----- Given information

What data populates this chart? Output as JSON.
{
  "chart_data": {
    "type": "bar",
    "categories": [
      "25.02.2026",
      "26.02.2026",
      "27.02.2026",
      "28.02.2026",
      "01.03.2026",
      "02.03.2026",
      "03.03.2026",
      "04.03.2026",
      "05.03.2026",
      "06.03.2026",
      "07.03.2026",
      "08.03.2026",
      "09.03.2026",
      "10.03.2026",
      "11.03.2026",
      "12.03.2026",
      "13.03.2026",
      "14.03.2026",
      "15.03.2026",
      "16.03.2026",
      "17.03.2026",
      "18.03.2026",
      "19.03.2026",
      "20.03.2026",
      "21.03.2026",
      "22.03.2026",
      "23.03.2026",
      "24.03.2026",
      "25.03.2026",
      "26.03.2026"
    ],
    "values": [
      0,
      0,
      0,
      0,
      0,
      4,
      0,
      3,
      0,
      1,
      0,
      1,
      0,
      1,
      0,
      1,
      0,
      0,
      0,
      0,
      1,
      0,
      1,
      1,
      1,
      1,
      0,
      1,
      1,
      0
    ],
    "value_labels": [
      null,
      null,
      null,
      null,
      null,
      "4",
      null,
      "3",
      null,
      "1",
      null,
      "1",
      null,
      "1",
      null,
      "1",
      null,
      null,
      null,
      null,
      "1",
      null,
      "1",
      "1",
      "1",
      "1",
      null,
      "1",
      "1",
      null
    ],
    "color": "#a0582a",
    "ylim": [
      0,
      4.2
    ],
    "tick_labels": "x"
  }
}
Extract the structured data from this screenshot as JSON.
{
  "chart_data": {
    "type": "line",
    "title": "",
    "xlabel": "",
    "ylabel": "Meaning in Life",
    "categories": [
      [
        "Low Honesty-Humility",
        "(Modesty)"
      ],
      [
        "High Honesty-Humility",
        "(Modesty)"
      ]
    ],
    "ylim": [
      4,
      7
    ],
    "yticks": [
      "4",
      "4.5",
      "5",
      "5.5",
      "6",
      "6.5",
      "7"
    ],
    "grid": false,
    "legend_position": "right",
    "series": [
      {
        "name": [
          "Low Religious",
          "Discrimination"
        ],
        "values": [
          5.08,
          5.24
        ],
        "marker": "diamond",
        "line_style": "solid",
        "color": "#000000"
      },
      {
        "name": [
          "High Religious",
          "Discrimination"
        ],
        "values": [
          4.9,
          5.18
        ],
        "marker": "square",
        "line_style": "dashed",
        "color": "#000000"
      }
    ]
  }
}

----------

→ Work instructions:
All lines from the one containing "Extract the structured" through the end of the records, both ends included, are to be quoted exactly; please add nothing else.

→ Finished exercise:
Extract the structured data from this screenshot as JSON.
{
  "chart_data": {
    "type": "line",
    "title": "",
    "xlabel": "",
    "ylabel": "Meaning in Life",
    "categories": [
      [
        "Low Honesty-Humility",
        "(Modesty)"
      ],
      [
        "High Honesty-Humility",
        "(Modesty)"
      ]
    ],
    "ylim": [
      4,
      7
    ],
    "yticks": [
      "4",
      "4.5",
      "5",
      "5.5",
      "6",
      "6.5",
      "7"
    ],
    "grid": false,
    "legend_position": "right",
    "series": [
      {
        "name": [
          "Low Religious",
          "Discrimination"
        ],
        "values": [
          5.08,
          5.24
        ],
        "marker": "diamond",
        "line_style": "solid",
        "color": "#000000"
      },
      {
        "name": [
          "High Religious",
          "Discrimination"
        ],
        "values": [
          4.9,
          5.18
        ],
        "marker": "square",
        "line_style": "dashed",
        "color": "#000000"
      }
    ]
  }
}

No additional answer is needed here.